Set exercise:
Without the images, write out all of the following entries exactly.
:: Data provided ::
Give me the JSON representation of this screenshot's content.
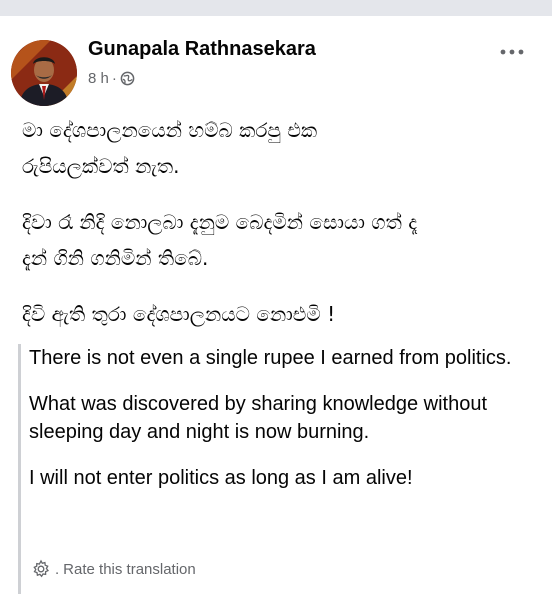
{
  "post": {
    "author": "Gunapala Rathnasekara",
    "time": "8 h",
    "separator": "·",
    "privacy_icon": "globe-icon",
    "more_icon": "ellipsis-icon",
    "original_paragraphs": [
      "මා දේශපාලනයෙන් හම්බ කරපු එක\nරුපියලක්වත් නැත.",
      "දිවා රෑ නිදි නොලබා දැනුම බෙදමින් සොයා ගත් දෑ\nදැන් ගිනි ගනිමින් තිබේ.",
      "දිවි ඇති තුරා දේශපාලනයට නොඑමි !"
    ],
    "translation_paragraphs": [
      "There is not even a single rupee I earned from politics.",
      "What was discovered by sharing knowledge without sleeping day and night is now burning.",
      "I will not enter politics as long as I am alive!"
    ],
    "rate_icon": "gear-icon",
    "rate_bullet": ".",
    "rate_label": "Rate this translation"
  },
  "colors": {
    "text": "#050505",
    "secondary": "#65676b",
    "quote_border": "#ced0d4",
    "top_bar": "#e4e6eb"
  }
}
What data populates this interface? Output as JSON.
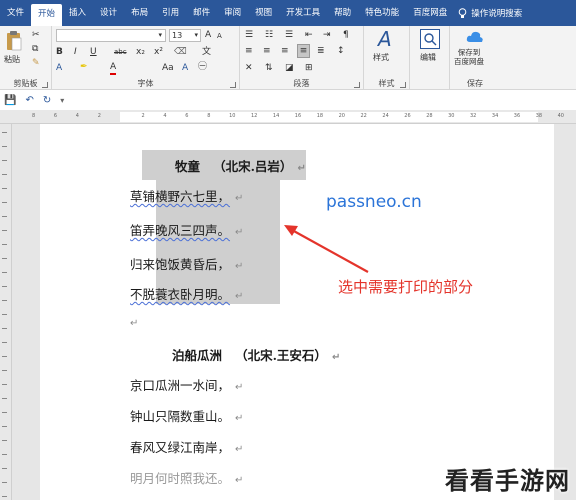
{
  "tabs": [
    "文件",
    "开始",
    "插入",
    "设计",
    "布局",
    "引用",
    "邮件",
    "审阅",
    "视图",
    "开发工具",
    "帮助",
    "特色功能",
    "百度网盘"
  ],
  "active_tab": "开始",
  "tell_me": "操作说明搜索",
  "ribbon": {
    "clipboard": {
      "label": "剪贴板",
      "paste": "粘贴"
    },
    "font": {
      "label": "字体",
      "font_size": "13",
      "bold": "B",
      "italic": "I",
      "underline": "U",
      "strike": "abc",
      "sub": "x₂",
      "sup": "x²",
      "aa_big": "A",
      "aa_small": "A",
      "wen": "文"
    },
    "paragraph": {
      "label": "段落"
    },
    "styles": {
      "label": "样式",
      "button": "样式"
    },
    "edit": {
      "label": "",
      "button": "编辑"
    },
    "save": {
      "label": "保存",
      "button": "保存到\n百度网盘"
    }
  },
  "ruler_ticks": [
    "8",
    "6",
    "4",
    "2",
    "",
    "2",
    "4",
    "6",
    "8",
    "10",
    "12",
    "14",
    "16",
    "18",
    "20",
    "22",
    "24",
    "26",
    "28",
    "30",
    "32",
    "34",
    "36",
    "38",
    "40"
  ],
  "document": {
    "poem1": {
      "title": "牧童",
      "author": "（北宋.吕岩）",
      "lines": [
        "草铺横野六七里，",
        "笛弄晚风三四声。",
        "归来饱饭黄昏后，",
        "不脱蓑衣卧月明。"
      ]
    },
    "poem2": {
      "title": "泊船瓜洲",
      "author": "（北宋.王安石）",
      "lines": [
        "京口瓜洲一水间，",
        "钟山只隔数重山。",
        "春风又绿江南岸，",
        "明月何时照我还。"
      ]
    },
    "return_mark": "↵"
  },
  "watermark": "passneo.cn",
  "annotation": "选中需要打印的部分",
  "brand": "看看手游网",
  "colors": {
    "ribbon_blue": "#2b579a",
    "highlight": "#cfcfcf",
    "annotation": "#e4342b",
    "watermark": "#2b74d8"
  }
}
:::
Output below:
Give me the JSON representation of this screenshot's content.
{
  "post": {
    "author": "Gunapala Rathnasekara",
    "time": "8 h",
    "separator": "·",
    "privacy_icon": "globe-icon",
    "more_icon": "ellipsis-icon",
    "original_paragraphs": [
      "මා දේශපාලනයෙන් හම්බ කරපු එක\nරුපියලක්වත් නැත.",
      "දිවා රෑ නිදි නොලබා දැනුම බෙදමින් සොයා ගත් දෑ\nදැන් ගිනි ගනිමින් තිබේ.",
      "දිවි ඇති තුරා දේශපාලනයට නොඑමි !"
    ],
    "translation_paragraphs": [
      "There is not even a single rupee I earned from politics.",
      "What was discovered by sharing knowledge without sleeping day and night is now burning.",
      "I will not enter politics as long as I am alive!"
    ],
    "rate_icon": "gear-icon",
    "rate_bullet": ".",
    "rate_label": "Rate this translation"
  },
  "colors": {
    "text": "#050505",
    "secondary": "#65676b",
    "quote_border": "#ced0d4",
    "top_bar": "#e4e6eb"
  }
}
What data populates this interface? Output as JSON.
{
  "tabs": [
    "文件",
    "开始",
    "插入",
    "设计",
    "布局",
    "引用",
    "邮件",
    "审阅",
    "视图",
    "开发工具",
    "帮助",
    "特色功能",
    "百度网盘"
  ],
  "active_tab": "开始",
  "tell_me": "操作说明搜索",
  "ribbon": {
    "clipboard": {
      "label": "剪贴板",
      "paste": "粘贴"
    },
    "font": {
      "label": "字体",
      "font_size": "13",
      "bold": "B",
      "italic": "I",
      "underline": "U",
      "strike": "abc",
      "sub": "x₂",
      "sup": "x²",
      "aa_big": "A",
      "aa_small": "A",
      "wen": "文"
    },
    "paragraph": {
      "label": "段落"
    },
    "styles": {
      "label": "样式",
      "button": "样式"
    },
    "edit": {
      "label": "",
      "button": "编辑"
    },
    "save": {
      "label": "保存",
      "button": "保存到\n百度网盘"
    }
  },
  "ruler_ticks": [
    "8",
    "6",
    "4",
    "2",
    "",
    "2",
    "4",
    "6",
    "8",
    "10",
    "12",
    "14",
    "16",
    "18",
    "20",
    "22",
    "24",
    "26",
    "28",
    "30",
    "32",
    "34",
    "36",
    "38",
    "40"
  ],
  "document": {
    "poem1": {
      "title": "牧童",
      "author": "（北宋.吕岩）",
      "lines": [
        "草铺横野六七里，",
        "笛弄晚风三四声。",
        "归来饱饭黄昏后，",
        "不脱蓑衣卧月明。"
      ]
    },
    "poem2": {
      "title": "泊船瓜洲",
      "author": "（北宋.王安石）",
      "lines": [
        "京口瓜洲一水间，",
        "钟山只隔数重山。",
        "春风又绿江南岸，",
        "明月何时照我还。"
      ]
    },
    "return_mark": "↵"
  },
  "watermark": "passneo.cn",
  "annotation": "选中需要打印的部分",
  "brand": "看看手游网",
  "colors": {
    "ribbon_blue": "#2b579a",
    "highlight": "#cfcfcf",
    "annotation": "#e4342b",
    "watermark": "#2b74d8"
  }
}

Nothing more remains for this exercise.